══ Input rows ══

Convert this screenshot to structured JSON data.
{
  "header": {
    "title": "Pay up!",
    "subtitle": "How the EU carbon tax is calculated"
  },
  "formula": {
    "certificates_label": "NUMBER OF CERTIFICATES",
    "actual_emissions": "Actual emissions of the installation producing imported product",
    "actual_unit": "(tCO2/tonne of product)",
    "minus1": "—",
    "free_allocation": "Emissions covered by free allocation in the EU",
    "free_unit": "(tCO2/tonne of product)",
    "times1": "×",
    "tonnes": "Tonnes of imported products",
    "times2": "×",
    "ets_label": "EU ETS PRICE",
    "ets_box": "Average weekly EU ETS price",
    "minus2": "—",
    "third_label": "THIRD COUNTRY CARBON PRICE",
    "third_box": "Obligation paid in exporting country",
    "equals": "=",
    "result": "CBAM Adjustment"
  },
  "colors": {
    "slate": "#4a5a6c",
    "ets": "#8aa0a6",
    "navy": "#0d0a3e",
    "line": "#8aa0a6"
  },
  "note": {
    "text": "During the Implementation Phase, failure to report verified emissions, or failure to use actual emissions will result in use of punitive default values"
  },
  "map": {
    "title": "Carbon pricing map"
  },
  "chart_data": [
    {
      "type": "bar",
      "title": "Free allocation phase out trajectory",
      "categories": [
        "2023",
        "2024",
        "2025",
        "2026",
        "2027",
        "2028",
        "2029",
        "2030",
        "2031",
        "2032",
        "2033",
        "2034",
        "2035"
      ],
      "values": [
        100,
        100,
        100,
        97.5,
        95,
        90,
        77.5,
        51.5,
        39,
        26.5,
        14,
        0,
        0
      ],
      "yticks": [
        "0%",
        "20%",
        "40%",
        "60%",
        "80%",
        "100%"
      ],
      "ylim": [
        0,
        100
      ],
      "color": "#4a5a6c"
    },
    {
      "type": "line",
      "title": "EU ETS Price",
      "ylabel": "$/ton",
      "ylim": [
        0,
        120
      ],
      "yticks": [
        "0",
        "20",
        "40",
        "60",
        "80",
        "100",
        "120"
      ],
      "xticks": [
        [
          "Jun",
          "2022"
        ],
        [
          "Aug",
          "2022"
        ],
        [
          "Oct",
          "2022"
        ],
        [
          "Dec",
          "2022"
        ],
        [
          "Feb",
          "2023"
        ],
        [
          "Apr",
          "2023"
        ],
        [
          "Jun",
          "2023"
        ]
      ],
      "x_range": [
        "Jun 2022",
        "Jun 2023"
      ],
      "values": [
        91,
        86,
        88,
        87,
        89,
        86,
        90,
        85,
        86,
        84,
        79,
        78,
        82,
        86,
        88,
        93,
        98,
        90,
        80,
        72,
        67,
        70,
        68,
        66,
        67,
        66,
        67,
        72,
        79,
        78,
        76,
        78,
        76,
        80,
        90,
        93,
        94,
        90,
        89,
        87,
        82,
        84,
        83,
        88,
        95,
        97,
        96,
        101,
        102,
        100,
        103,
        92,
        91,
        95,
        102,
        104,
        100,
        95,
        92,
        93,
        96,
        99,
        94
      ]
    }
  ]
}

═══

What is asked
Take the entries and copy them out exactly.

Solution to this task
Convert this screenshot to structured JSON data.
{
  "header": {
    "title": "Pay up!",
    "subtitle": "How the EU carbon tax is calculated"
  },
  "formula": {
    "certificates_label": "NUMBER OF CERTIFICATES",
    "actual_emissions": "Actual emissions of the installation producing imported product",
    "actual_unit": "(tCO2/tonne of product)",
    "minus1": "—",
    "free_allocation": "Emissions covered by free allocation in the EU",
    "free_unit": "(tCO2/tonne of product)",
    "times1": "×",
    "tonnes": "Tonnes of imported products",
    "times2": "×",
    "ets_label": "EU ETS PRICE",
    "ets_box": "Average weekly EU ETS price",
    "minus2": "—",
    "third_label": "THIRD COUNTRY CARBON PRICE",
    "third_box": "Obligation paid in exporting country",
    "equals": "=",
    "result": "CBAM Adjustment"
  },
  "colors": {
    "slate": "#4a5a6c",
    "ets": "#8aa0a6",
    "navy": "#0d0a3e",
    "line": "#8aa0a6"
  },
  "note": {
    "text": "During the Implementation Phase, failure to report verified emissions, or failure to use actual emissions will result in use of punitive default values"
  },
  "map": {
    "title": "Carbon pricing map"
  },
  "chart_data": [
    {
      "type": "bar",
      "title": "Free allocation phase out trajectory",
      "categories": [
        "2023",
        "2024",
        "2025",
        "2026",
        "2027",
        "2028",
        "2029",
        "2030",
        "2031",
        "2032",
        "2033",
        "2034",
        "2035"
      ],
      "values": [
        100,
        100,
        100,
        97.5,
        95,
        90,
        77.5,
        51.5,
        39,
        26.5,
        14,
        0,
        0
      ],
      "yticks": [
        "0%",
        "20%",
        "40%",
        "60%",
        "80%",
        "100%"
      ],
      "ylim": [
        0,
        100
      ],
      "color": "#4a5a6c"
    },
    {
      "type": "line",
      "title": "EU ETS Price",
      "ylabel": "$/ton",
      "ylim": [
        0,
        120
      ],
      "yticks": [
        "0",
        "20",
        "40",
        "60",
        "80",
        "100",
        "120"
      ],
      "xticks": [
        [
          "Jun",
          "2022"
        ],
        [
          "Aug",
          "2022"
        ],
        [
          "Oct",
          "2022"
        ],
        [
          "Dec",
          "2022"
        ],
        [
          "Feb",
          "2023"
        ],
        [
          "Apr",
          "2023"
        ],
        [
          "Jun",
          "2023"
        ]
      ],
      "x_range": [
        "Jun 2022",
        "Jun 2023"
      ],
      "values": [
        91,
        86,
        88,
        87,
        89,
        86,
        90,
        85,
        86,
        84,
        79,
        78,
        82,
        86,
        88,
        93,
        98,
        90,
        80,
        72,
        67,
        70,
        68,
        66,
        67,
        66,
        67,
        72,
        79,
        78,
        76,
        78,
        76,
        80,
        90,
        93,
        94,
        90,
        89,
        87,
        82,
        84,
        83,
        88,
        95,
        97,
        96,
        101,
        102,
        100,
        103,
        92,
        91,
        95,
        102,
        104,
        100,
        95,
        92,
        93,
        96,
        99,
        94
      ]
    }
  ]
}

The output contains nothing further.